#### [INSTRUCTIONS FOR THE TASK]
Count every line below in which "open" occurs, then give only the count.

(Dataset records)
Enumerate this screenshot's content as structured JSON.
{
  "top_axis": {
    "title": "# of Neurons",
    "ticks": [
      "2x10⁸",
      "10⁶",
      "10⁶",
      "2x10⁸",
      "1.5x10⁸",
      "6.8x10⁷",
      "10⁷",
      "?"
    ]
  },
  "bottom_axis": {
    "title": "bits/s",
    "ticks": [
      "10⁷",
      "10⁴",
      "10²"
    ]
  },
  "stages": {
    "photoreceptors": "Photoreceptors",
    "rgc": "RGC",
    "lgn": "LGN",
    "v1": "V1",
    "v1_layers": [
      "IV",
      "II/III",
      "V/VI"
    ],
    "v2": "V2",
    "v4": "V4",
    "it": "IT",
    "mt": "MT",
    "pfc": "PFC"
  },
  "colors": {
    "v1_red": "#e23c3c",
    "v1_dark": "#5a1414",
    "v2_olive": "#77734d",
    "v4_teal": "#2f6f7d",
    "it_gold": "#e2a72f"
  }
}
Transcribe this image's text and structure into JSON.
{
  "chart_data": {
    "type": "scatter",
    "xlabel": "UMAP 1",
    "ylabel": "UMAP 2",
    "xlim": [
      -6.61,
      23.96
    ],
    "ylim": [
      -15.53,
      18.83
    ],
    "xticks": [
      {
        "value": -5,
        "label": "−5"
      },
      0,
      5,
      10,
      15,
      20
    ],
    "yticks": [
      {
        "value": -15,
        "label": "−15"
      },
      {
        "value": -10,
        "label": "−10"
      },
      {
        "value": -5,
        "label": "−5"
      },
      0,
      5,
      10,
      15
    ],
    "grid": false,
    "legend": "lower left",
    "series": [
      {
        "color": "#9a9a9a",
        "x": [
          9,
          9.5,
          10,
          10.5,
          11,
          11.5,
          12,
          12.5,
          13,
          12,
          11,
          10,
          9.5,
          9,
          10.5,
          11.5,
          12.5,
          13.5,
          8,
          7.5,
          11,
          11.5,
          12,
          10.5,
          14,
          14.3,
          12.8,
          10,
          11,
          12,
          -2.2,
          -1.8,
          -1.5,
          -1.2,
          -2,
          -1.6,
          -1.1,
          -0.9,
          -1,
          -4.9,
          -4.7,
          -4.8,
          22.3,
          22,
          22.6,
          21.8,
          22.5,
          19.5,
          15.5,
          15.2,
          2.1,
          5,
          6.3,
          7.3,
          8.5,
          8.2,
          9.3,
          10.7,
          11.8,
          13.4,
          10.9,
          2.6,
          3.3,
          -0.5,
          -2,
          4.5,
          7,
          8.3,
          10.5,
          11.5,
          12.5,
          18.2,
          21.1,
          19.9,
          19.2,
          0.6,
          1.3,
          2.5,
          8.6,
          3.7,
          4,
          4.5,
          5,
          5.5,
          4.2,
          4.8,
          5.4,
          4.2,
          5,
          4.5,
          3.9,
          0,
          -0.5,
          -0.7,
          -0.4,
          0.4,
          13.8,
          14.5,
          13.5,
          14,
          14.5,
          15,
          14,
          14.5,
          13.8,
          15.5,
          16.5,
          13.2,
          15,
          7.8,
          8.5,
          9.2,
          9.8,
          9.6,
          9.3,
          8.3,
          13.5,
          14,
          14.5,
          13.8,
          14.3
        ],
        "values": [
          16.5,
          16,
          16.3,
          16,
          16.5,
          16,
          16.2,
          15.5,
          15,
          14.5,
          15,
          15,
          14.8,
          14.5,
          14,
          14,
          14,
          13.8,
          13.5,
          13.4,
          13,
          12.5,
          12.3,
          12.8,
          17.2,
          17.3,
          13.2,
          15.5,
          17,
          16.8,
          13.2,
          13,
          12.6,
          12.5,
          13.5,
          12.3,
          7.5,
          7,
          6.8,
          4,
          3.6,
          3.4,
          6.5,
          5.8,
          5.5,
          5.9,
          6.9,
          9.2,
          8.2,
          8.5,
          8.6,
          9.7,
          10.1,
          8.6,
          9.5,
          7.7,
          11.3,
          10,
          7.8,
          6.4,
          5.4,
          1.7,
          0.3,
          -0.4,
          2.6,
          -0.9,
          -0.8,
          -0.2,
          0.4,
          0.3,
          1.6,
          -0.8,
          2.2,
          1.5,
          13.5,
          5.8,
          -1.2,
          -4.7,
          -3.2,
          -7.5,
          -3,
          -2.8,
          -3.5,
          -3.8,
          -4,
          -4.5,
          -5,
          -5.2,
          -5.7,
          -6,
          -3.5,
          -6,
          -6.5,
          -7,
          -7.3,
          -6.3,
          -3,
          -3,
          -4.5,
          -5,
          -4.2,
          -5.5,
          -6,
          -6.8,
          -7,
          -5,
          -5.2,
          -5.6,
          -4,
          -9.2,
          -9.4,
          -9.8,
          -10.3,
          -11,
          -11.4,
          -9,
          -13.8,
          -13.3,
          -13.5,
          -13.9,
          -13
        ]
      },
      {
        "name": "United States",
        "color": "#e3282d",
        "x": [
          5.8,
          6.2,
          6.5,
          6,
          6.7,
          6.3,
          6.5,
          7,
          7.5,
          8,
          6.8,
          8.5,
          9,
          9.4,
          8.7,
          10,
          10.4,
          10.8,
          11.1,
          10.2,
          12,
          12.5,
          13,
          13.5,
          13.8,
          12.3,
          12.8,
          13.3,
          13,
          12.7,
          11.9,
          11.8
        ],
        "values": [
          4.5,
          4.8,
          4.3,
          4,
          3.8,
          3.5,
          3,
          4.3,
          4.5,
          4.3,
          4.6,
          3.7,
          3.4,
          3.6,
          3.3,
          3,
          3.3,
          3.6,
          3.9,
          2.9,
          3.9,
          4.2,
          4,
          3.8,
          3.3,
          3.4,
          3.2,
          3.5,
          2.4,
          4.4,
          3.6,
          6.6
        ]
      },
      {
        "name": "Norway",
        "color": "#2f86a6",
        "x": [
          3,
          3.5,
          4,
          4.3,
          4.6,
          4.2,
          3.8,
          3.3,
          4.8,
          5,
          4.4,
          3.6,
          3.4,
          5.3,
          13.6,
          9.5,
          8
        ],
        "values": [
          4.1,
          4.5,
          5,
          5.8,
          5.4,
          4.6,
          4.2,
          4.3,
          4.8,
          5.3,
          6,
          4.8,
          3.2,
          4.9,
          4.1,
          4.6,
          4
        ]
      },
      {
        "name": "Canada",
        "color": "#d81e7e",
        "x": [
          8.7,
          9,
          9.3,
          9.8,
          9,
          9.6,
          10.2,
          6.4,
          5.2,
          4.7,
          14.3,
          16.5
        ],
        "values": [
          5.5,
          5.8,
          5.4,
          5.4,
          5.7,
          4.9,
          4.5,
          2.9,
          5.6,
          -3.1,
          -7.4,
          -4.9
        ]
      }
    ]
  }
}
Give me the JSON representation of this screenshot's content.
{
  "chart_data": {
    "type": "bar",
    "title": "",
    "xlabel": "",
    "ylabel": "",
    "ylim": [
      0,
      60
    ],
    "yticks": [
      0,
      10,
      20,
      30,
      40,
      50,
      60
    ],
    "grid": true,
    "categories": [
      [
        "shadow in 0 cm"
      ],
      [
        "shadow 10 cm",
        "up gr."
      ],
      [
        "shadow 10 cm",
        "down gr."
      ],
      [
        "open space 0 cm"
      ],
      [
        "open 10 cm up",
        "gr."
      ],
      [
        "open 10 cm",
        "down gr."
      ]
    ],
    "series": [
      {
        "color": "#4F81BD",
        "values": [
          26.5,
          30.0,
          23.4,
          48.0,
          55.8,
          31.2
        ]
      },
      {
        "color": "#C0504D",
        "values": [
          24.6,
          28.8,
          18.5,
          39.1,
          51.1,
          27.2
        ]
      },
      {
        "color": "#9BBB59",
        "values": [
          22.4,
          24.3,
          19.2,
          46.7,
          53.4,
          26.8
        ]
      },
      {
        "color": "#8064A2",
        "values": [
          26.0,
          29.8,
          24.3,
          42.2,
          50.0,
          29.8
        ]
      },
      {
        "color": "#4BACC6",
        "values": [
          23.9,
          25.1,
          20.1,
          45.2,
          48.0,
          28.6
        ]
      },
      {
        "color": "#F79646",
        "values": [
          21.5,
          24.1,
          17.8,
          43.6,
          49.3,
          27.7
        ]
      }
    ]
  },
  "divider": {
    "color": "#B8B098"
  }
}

#### [FULL OUTPUT]
3